## START SUPPLIED ENTRIES

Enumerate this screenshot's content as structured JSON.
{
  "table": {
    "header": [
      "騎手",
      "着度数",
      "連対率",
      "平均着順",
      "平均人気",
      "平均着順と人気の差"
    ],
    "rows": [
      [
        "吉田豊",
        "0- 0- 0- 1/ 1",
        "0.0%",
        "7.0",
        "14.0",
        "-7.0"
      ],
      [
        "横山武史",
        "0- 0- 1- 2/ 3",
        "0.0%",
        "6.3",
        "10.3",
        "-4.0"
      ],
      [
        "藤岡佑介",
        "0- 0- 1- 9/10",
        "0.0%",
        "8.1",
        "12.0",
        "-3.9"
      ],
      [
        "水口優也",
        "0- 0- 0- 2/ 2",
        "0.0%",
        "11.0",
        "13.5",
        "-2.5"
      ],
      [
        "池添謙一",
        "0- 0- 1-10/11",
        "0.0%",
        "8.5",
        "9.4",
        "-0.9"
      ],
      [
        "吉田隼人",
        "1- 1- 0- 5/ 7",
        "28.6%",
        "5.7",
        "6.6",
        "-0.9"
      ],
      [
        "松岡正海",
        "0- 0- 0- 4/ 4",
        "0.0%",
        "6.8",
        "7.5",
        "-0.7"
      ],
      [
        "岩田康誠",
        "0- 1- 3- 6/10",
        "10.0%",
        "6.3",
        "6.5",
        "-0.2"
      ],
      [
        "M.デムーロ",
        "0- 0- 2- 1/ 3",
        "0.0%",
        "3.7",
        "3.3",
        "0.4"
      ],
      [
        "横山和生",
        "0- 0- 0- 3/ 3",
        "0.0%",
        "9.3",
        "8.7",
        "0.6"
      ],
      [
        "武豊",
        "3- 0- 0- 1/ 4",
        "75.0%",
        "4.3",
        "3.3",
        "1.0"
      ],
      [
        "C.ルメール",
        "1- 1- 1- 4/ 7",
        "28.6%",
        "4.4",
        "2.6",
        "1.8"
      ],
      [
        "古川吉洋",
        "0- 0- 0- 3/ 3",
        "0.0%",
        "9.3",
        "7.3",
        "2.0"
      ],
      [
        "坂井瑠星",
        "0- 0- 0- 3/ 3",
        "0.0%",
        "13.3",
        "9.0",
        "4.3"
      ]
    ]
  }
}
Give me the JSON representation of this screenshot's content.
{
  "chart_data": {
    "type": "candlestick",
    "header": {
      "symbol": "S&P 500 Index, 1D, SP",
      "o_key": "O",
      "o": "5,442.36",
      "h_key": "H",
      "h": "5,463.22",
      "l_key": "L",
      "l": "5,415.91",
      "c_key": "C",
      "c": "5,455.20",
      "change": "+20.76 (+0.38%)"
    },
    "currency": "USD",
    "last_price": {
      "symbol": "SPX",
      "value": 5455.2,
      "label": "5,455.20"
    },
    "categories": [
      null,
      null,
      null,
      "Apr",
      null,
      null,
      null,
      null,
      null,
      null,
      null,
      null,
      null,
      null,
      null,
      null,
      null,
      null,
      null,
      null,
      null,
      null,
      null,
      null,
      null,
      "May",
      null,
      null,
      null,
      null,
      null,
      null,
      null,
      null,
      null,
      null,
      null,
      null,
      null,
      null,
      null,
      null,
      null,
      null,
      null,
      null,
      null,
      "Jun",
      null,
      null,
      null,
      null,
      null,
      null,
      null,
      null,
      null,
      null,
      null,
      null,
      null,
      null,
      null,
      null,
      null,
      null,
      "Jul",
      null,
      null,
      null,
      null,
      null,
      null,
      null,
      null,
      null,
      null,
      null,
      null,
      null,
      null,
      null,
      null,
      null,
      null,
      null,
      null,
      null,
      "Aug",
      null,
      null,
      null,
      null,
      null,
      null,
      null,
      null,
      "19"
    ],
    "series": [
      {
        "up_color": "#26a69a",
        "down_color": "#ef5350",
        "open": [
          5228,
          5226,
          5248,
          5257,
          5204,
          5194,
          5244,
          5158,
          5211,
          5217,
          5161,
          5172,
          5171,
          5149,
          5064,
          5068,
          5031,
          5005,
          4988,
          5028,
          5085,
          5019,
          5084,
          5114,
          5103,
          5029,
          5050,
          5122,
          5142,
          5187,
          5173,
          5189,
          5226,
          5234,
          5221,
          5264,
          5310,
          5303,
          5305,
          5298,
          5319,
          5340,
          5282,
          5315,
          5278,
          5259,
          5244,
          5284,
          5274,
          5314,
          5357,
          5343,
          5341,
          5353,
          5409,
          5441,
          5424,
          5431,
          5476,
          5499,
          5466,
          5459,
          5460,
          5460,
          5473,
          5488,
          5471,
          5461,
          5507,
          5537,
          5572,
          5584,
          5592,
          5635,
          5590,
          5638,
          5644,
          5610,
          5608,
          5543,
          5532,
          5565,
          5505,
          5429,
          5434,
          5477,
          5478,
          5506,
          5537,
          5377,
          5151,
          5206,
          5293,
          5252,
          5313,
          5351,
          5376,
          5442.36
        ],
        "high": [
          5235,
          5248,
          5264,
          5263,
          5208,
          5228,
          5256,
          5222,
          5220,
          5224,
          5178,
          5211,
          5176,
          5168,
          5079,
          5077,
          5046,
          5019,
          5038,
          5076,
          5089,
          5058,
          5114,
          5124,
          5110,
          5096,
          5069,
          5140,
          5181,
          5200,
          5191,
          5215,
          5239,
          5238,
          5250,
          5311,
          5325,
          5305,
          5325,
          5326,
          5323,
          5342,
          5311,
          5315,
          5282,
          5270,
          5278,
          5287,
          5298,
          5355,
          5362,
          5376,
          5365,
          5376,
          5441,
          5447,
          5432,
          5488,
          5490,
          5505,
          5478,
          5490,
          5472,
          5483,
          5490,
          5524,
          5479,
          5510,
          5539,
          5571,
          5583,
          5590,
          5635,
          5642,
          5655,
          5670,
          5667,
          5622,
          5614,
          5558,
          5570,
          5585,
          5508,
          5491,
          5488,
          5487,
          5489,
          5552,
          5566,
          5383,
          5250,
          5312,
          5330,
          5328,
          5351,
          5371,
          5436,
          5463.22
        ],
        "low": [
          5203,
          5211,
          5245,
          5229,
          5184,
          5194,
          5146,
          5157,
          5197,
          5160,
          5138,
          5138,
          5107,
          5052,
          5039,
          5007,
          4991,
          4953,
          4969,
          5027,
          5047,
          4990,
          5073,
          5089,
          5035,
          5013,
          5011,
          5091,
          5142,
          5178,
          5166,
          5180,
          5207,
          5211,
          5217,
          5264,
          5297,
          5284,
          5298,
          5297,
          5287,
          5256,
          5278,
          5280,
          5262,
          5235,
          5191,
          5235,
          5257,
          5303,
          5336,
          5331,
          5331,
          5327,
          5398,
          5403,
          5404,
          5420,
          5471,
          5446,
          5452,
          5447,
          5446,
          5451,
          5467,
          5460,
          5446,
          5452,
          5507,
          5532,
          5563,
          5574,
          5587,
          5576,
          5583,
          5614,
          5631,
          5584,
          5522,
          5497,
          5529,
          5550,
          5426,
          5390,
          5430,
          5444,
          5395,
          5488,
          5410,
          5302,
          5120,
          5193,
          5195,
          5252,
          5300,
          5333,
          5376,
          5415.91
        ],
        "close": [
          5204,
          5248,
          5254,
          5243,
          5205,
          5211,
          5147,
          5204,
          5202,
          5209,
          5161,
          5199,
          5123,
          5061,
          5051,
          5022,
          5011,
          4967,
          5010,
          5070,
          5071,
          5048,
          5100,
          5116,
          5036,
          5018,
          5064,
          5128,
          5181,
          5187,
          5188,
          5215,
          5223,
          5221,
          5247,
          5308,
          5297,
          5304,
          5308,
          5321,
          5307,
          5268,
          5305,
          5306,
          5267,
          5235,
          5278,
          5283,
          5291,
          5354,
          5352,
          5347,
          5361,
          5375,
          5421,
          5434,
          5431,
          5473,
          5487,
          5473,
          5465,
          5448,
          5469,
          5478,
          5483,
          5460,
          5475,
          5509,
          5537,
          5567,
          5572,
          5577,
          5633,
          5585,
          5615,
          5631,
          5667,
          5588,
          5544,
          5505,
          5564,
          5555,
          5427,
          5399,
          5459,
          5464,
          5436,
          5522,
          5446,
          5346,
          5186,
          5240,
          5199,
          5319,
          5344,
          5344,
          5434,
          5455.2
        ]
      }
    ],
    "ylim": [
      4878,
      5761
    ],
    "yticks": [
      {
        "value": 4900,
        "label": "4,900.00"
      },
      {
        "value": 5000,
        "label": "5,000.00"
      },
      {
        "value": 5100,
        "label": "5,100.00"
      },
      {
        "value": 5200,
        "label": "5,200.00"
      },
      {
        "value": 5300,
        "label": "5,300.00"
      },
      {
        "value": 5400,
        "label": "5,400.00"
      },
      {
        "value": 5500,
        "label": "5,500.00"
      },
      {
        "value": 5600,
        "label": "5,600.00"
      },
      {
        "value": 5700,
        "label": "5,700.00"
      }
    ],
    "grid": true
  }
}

## END SUPPLIED ENTRIES

THE REQUEST |
The answer is the number of lines in the preceding material that hold "content"; write that number and nothing else.

REPLY |
2